**Description of the task:**
Please print the rows unchanged, starting with the first and ending with the line containing "employment-value: 26–81 <box>67", with both of those lines included.

(Bounding box annotations)

>>>

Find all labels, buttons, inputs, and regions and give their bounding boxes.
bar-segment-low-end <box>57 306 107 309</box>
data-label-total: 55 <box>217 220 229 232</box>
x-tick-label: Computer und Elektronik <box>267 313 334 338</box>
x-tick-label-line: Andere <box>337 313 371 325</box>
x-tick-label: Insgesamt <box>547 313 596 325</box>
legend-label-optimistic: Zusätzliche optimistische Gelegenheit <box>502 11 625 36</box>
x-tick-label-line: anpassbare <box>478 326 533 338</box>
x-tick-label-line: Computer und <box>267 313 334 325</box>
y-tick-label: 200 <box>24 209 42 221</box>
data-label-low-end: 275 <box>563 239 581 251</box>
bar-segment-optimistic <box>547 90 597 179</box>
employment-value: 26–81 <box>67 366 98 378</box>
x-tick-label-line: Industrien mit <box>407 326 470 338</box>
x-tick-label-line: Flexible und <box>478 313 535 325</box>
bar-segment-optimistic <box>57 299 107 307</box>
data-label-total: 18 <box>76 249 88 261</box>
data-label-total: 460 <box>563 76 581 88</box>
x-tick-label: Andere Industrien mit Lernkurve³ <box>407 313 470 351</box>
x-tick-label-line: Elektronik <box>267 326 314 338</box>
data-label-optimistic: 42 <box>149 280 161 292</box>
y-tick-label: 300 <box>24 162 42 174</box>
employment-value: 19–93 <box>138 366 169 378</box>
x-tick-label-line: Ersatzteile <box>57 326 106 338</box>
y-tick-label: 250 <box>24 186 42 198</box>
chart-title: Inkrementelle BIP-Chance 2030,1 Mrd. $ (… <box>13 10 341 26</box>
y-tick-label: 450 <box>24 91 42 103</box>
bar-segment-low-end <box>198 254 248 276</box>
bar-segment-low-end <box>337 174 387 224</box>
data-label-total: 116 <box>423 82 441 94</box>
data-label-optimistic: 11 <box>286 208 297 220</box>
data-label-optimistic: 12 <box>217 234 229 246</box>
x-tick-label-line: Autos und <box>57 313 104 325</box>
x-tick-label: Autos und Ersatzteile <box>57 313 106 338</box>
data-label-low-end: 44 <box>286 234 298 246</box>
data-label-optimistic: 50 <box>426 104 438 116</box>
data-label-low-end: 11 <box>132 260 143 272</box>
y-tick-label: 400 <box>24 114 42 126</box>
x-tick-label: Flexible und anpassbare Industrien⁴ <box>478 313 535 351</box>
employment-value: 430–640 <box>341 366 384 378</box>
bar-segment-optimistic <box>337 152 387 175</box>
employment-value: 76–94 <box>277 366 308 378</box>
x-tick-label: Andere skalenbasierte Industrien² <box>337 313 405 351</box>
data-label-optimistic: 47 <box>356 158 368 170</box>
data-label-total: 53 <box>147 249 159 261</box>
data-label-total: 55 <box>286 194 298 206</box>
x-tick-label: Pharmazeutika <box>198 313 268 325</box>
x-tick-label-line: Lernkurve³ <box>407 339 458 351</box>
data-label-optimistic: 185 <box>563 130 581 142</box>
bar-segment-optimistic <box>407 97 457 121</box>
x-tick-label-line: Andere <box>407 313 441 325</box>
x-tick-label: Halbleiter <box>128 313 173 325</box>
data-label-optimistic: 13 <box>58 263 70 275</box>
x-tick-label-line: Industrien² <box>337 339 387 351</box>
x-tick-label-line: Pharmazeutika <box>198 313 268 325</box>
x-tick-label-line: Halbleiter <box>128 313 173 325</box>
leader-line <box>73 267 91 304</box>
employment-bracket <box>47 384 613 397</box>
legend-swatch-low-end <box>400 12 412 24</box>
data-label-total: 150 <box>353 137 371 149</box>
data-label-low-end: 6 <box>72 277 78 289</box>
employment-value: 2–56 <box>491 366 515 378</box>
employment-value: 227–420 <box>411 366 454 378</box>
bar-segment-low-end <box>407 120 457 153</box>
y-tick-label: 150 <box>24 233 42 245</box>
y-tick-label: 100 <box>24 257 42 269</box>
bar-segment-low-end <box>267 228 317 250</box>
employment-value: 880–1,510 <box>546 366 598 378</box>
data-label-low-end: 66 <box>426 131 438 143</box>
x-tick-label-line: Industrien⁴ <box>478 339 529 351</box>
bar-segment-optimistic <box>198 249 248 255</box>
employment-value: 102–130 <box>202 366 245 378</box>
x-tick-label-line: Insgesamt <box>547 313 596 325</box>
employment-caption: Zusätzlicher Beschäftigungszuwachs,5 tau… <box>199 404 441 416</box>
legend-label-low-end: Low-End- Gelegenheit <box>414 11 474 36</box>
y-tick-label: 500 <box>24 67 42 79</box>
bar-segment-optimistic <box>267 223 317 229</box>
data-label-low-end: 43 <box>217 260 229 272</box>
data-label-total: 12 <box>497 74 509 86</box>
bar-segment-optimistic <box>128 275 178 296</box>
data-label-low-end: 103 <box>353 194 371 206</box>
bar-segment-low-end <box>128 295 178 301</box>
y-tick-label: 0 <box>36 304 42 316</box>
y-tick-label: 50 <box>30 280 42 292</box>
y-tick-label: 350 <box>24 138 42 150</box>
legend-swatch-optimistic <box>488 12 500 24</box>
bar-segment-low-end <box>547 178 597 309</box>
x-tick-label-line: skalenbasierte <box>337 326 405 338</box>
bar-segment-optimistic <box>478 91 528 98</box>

<<<

**Completed task:**
Find all labels, buttons, inputs, and regions and give their bounding boxes.
bar-segment-low-end <box>57 306 107 309</box>
data-label-total: 55 <box>217 220 229 232</box>
x-tick-label: Computer und Elektronik <box>267 313 334 338</box>
x-tick-label-line: Andere <box>337 313 371 325</box>
x-tick-label: Insgesamt <box>547 313 596 325</box>
legend-label-optimistic: Zusätzliche optimistische Gelegenheit <box>502 11 625 36</box>
x-tick-label-line: anpassbare <box>478 326 533 338</box>
x-tick-label-line: Computer und <box>267 313 334 325</box>
y-tick-label: 200 <box>24 209 42 221</box>
data-label-low-end: 275 <box>563 239 581 251</box>
bar-segment-optimistic <box>547 90 597 179</box>
employment-value: 26–81 <box>67 366 98 378</box>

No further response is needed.